_DIRECTIONS:_
A line counts if it contains the string "this"; say how many such lines there are, giving only the number.

_DATASET ROWS:_
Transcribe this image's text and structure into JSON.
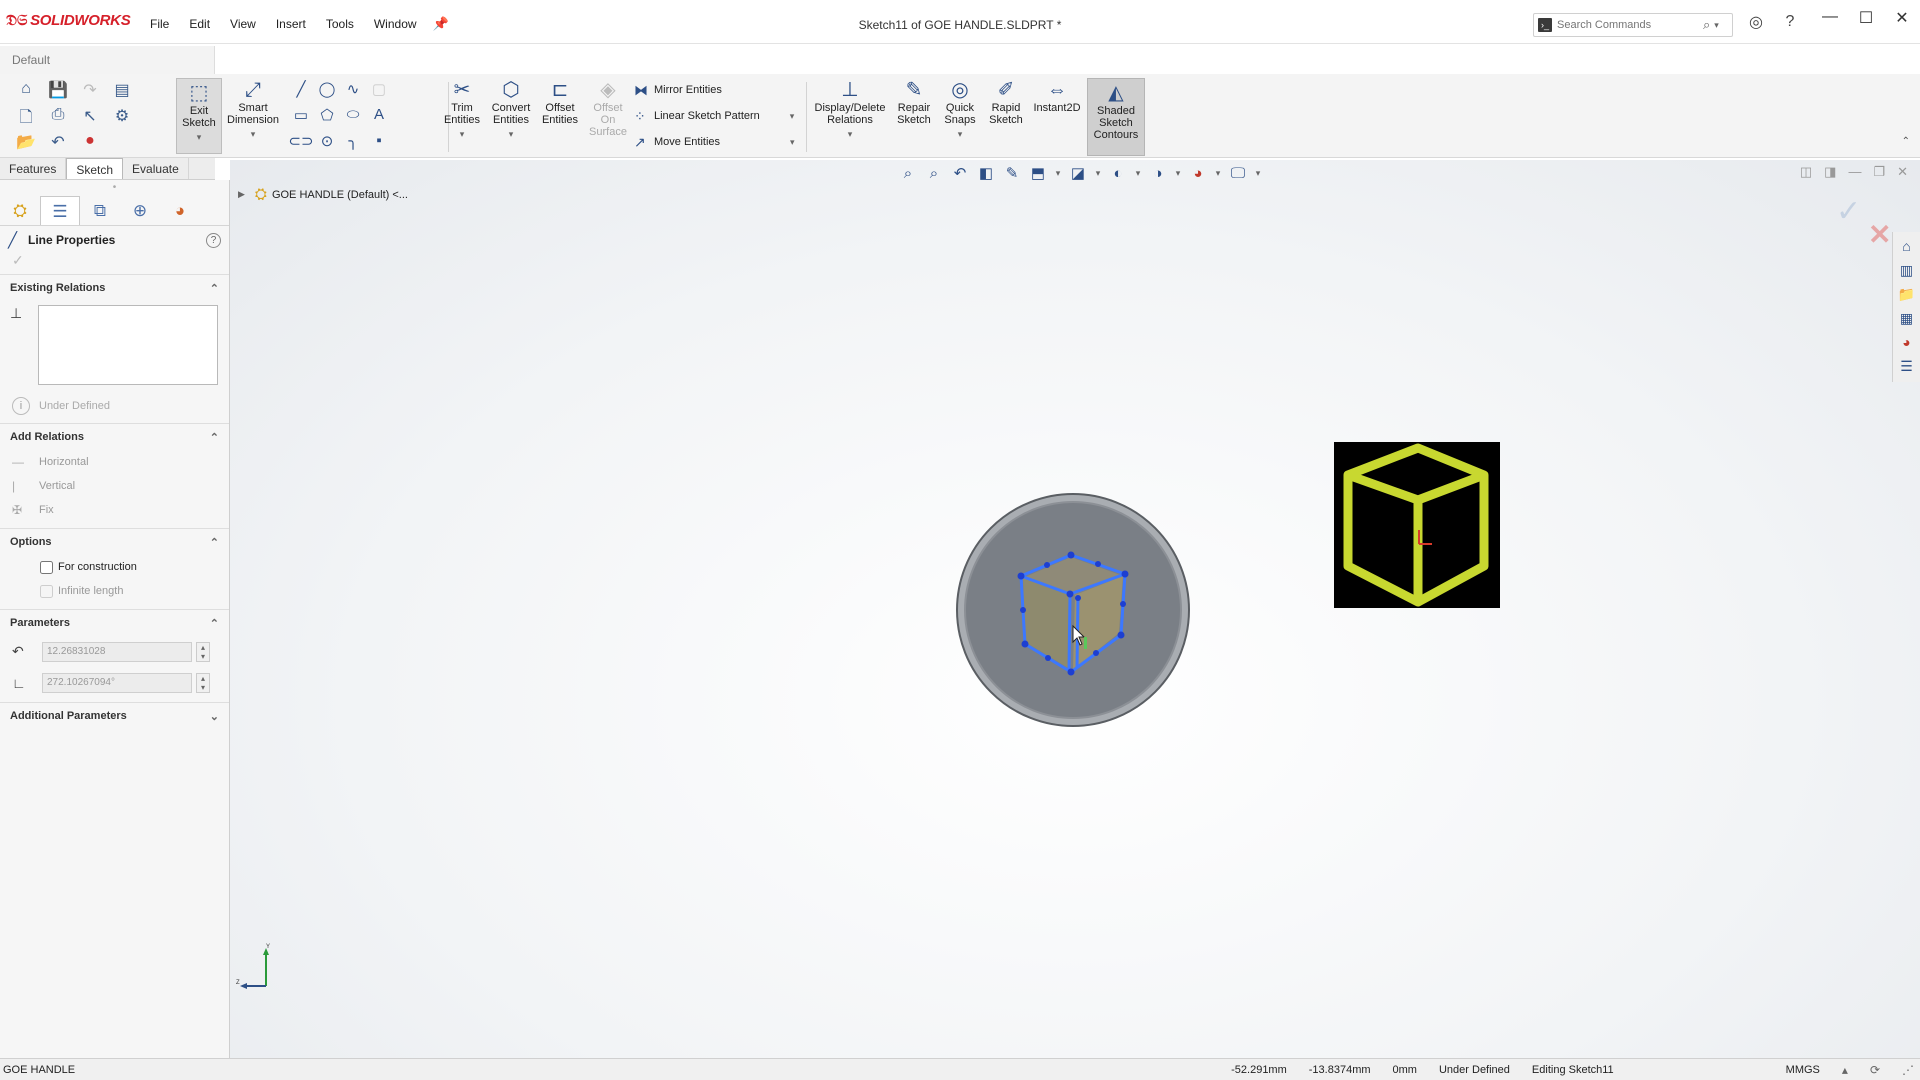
{
  "app": {
    "logo_text": "SOLIDWORKS",
    "title": "Sketch11 of GOE HANDLE.SLDPRT *",
    "menu": [
      "File",
      "Edit",
      "View",
      "Insert",
      "Tools",
      "Window"
    ],
    "search_placeholder": "Search Commands"
  },
  "config": {
    "selected": "Default"
  },
  "ribbon": {
    "exit_sketch": "Exit\nSketch",
    "smart_dimension": "Smart\nDimension",
    "trim_entities": "Trim\nEntities",
    "convert_entities": "Convert\nEntities",
    "offset_entities": "Offset\nEntities",
    "offset_on_surface": "Offset\nOn\nSurface",
    "mirror_entities": "Mirror Entities",
    "linear_sketch_pattern": "Linear Sketch Pattern",
    "move_entities": "Move Entities",
    "display_delete_relations": "Display/Delete\nRelations",
    "repair_sketch": "Repair\nSketch",
    "quick_snaps": "Quick\nSnaps",
    "rapid_sketch": "Rapid\nSketch",
    "instant2d": "Instant2D",
    "shaded_sketch_contours": "Shaded\nSketch\nContours"
  },
  "cm_tabs": [
    "Features",
    "Sketch",
    "Evaluate"
  ],
  "property_manager": {
    "title": "Line Properties",
    "existing_relations": "Existing Relations",
    "status": "Under Defined",
    "add_relations": "Add Relations",
    "relations": [
      "Horizontal",
      "Vertical",
      "Fix"
    ],
    "options": "Options",
    "for_construction": "For construction",
    "infinite_length": "Infinite length",
    "parameters": "Parameters",
    "length_value": "12.26831028",
    "angle_value": "272.10267094°",
    "additional_parameters": "Additional Parameters"
  },
  "tree": {
    "root": "GOE HANDLE  (Default) <..."
  },
  "status": {
    "part": "GOE HANDLE",
    "x": "-52.291mm",
    "y": "-13.8374mm",
    "z": "0mm",
    "definition": "Under Defined",
    "editing": "Editing Sketch11",
    "units": "MMGS"
  },
  "colors": {
    "accent": "#2d4f86",
    "sketch_blue": "#3c78ff",
    "decal_yellow": "#c8d830",
    "disc_grey": "#7a7f86"
  }
}
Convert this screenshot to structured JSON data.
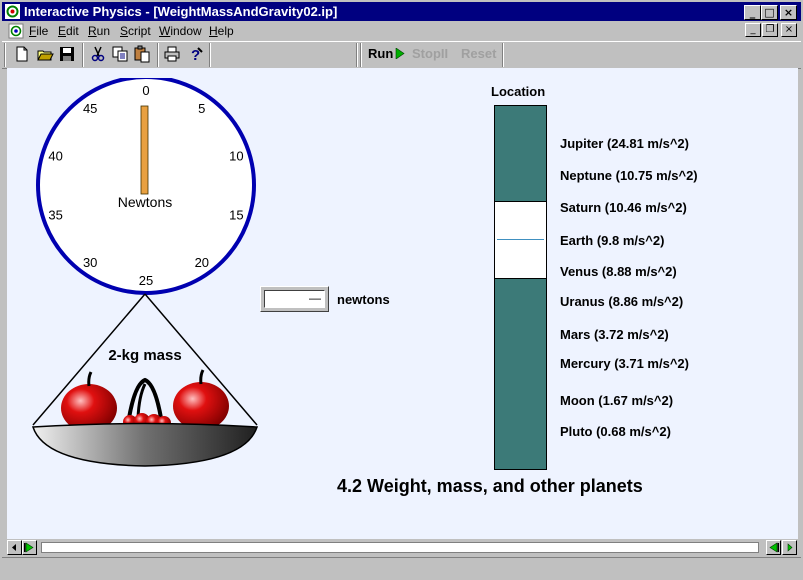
{
  "window": {
    "title": "Interactive Physics - [WeightMassAndGravity02.ip]",
    "caption_buttons": {
      "minimize": "_",
      "maximize": "□",
      "close": "×"
    },
    "mdi_buttons": {
      "minimize": "_",
      "restore": "❐",
      "close": "×"
    }
  },
  "menu": {
    "items": [
      {
        "key": "F",
        "rest": "ile"
      },
      {
        "key": "E",
        "rest": "dit"
      },
      {
        "key": "R",
        "rest": "un"
      },
      {
        "key": "S",
        "rest": "cript"
      },
      {
        "key": "W",
        "rest": "indow"
      },
      {
        "key": "H",
        "rest": "elp"
      }
    ]
  },
  "toolbar": {
    "icons": [
      "new-file-icon",
      "open-folder-icon",
      "save-disk-icon",
      "cut-scissors-icon",
      "copy-icon",
      "paste-icon",
      "print-icon",
      "help-icon"
    ],
    "run_label": "Run",
    "stop_label": "StopII",
    "reset_label": "Reset"
  },
  "dial": {
    "ticks": [
      "0",
      "5",
      "10",
      "15",
      "20",
      "25",
      "30",
      "35",
      "40",
      "45"
    ],
    "unit_label": "Newtons",
    "reading": 0
  },
  "scale": {
    "mass_label": "2-kg mass"
  },
  "meter": {
    "unit": "newtons",
    "value": "—"
  },
  "location": {
    "title": "Location",
    "selected": "Earth (9.8 m/s^2)",
    "planets": [
      "Jupiter (24.81 m/s^2)",
      "Neptune (10.75 m/s^2)",
      "Saturn (10.46 m/s^2)",
      "Earth (9.8 m/s^2)",
      "Venus (8.88 m/s^2)",
      "Uranus (8.86 m/s^2)",
      "Mars (3.72 m/s^2)",
      "Mercury (3.71 m/s^2)",
      "Moon (1.67 m/s^2)",
      "Pluto (0.68 m/s^2)"
    ]
  },
  "heading": "4.2 Weight, mass, and other planets",
  "colors": {
    "titlebar": "#000080",
    "workspace": "#eef3ff",
    "dial_rim": "#0000b0",
    "needle": "#e8a040",
    "slider_track": "#3c7a78",
    "apple": "#d81010",
    "run_green": "#00b000"
  }
}
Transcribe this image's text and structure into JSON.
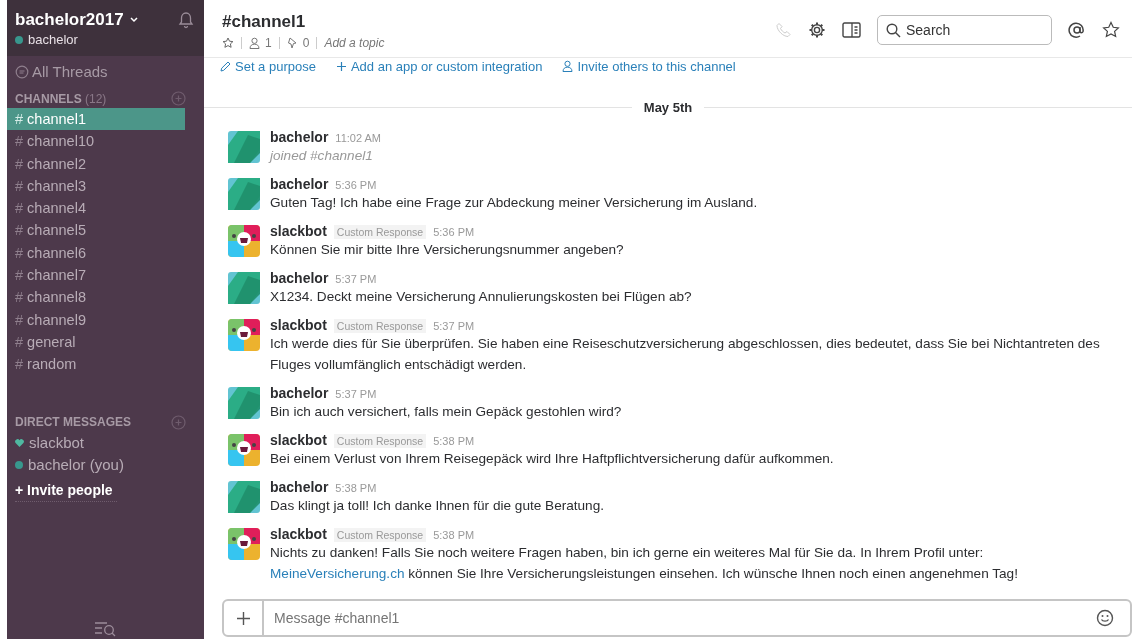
{
  "team": {
    "name": "bachelor2017",
    "user": "bachelor"
  },
  "sidebar": {
    "all_threads": "All Threads",
    "channels_label": "CHANNELS",
    "channels_count": "(12)",
    "channels": [
      {
        "hash": "#",
        "name": "channel1",
        "selected": true
      },
      {
        "hash": "#",
        "name": "channel10",
        "selected": false
      },
      {
        "hash": "#",
        "name": "channel2",
        "selected": false
      },
      {
        "hash": "#",
        "name": "channel3",
        "selected": false
      },
      {
        "hash": "#",
        "name": "channel4",
        "selected": false
      },
      {
        "hash": "#",
        "name": "channel5",
        "selected": false
      },
      {
        "hash": "#",
        "name": "channel6",
        "selected": false
      },
      {
        "hash": "#",
        "name": "channel7",
        "selected": false
      },
      {
        "hash": "#",
        "name": "channel8",
        "selected": false
      },
      {
        "hash": "#",
        "name": "channel9",
        "selected": false
      },
      {
        "hash": "#",
        "name": "general",
        "selected": false
      },
      {
        "hash": "#",
        "name": "random",
        "selected": false
      }
    ],
    "dm_label": "DIRECT MESSAGES",
    "direct_messages": [
      {
        "name": "slackbot",
        "kind": "bot"
      },
      {
        "name": "bachelor (you)",
        "kind": "user"
      }
    ],
    "invite": "+ Invite people"
  },
  "channel": {
    "title": "#channel1",
    "members": "1",
    "pins": "0",
    "topic_placeholder": "Add a topic"
  },
  "search": {
    "placeholder": "Search"
  },
  "actions": [
    "Set a purpose",
    "Add an app or custom integration",
    "Invite others to this channel"
  ],
  "date_divider": "May 5th",
  "messages": [
    {
      "author": "bachelor",
      "kind": "user",
      "time": "11:02 AM",
      "join": true,
      "parts": [
        {
          "kind": "text",
          "text": "joined #channel1"
        }
      ]
    },
    {
      "author": "bachelor",
      "kind": "user",
      "time": "5:36 PM",
      "join": false,
      "parts": [
        {
          "kind": "text",
          "text": "Guten Tag! Ich habe eine Frage zur Abdeckung meiner Versicherung im Ausland."
        }
      ]
    },
    {
      "author": "slackbot",
      "kind": "bot",
      "badge": "Custom Response",
      "time": "5:36 PM",
      "join": false,
      "parts": [
        {
          "kind": "text",
          "text": "Können Sie mir bitte Ihre Versicherungsnummer angeben?"
        }
      ]
    },
    {
      "author": "bachelor",
      "kind": "user",
      "time": "5:37 PM",
      "join": false,
      "parts": [
        {
          "kind": "text",
          "text": "X1234. Deckt meine Versicherung Annulierungskosten bei Flügen ab?"
        }
      ]
    },
    {
      "author": "slackbot",
      "kind": "bot",
      "badge": "Custom Response",
      "time": "5:37 PM",
      "join": false,
      "parts": [
        {
          "kind": "text",
          "text": "Ich werde dies für Sie überprüfen. Sie haben eine Reiseschutzversicherung abgeschlossen, dies bedeutet, dass Sie bei Nichtantreten des Fluges vollumfänglich entschädigt werden."
        }
      ]
    },
    {
      "author": "bachelor",
      "kind": "user",
      "time": "5:37 PM",
      "join": false,
      "parts": [
        {
          "kind": "text",
          "text": "Bin ich auch versichert, falls mein Gepäck gestohlen wird?"
        }
      ]
    },
    {
      "author": "slackbot",
      "kind": "bot",
      "badge": "Custom Response",
      "time": "5:38 PM",
      "join": false,
      "parts": [
        {
          "kind": "text",
          "text": "Bei einem Verlust von Ihrem Reisegepäck wird Ihre Haftpflichtversicherung dafür aufkommen."
        }
      ]
    },
    {
      "author": "bachelor",
      "kind": "user",
      "time": "5:38 PM",
      "join": false,
      "parts": [
        {
          "kind": "text",
          "text": "Das klingt ja toll! Ich danke Ihnen für die gute Beratung."
        }
      ]
    },
    {
      "author": "slackbot",
      "kind": "bot",
      "badge": "Custom Response",
      "time": "5:38 PM",
      "join": false,
      "parts": [
        {
          "kind": "text",
          "text": "Nichts zu danken! Falls Sie noch weitere Fragen haben, bin ich gerne ein weiteres Mal für Sie da. In Ihrem Profil unter: "
        },
        {
          "kind": "link",
          "text": "MeineVersicherung.ch"
        },
        {
          "kind": "text",
          "text": " können Sie Ihre Versicherungsleistungen einsehen. Ich wünsche Ihnen noch einen angenehmen Tag!"
        }
      ]
    }
  ],
  "composer": {
    "placeholder": "Message #channel1"
  }
}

_CORRECT RESULT:_
4